---------- GIVEN DATA

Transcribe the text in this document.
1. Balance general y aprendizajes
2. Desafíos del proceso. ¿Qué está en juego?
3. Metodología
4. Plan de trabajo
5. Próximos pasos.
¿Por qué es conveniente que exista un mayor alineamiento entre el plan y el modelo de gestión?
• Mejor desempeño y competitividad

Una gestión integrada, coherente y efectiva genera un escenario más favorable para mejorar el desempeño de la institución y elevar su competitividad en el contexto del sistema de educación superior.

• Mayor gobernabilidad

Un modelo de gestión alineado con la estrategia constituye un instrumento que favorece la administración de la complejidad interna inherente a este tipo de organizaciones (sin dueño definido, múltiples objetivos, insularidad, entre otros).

--------------------

_WHAT THIS TASK INVOLVES_
Give all the entries again exactly; leave none out.

_SOLUTION BELOW_
Transcribe the text in this document.
1. Balance general y aprendizajes
2. Desafíos del proceso. ¿Qué está en juego?
3. Metodología
4. Plan de trabajo
5. Próximos pasos.
¿Por qué es conveniente que exista un mayor alineamiento entre el plan y el modelo de gestión?
• Mejor desempeño y competitividad

Una gestión integrada, coherente y efectiva genera un escenario más favorable para mejorar el desempeño de la institución y elevar su competitividad en el contexto del sistema de educación superior.

• Mayor gobernabilidad

Un modelo de gestión alineado con la estrategia constituye un instrumento que favorece la administración de la complejidad interna inherente a este tipo de organizaciones (sin dueño definido, múltiples objetivos, insularidad, entre otros).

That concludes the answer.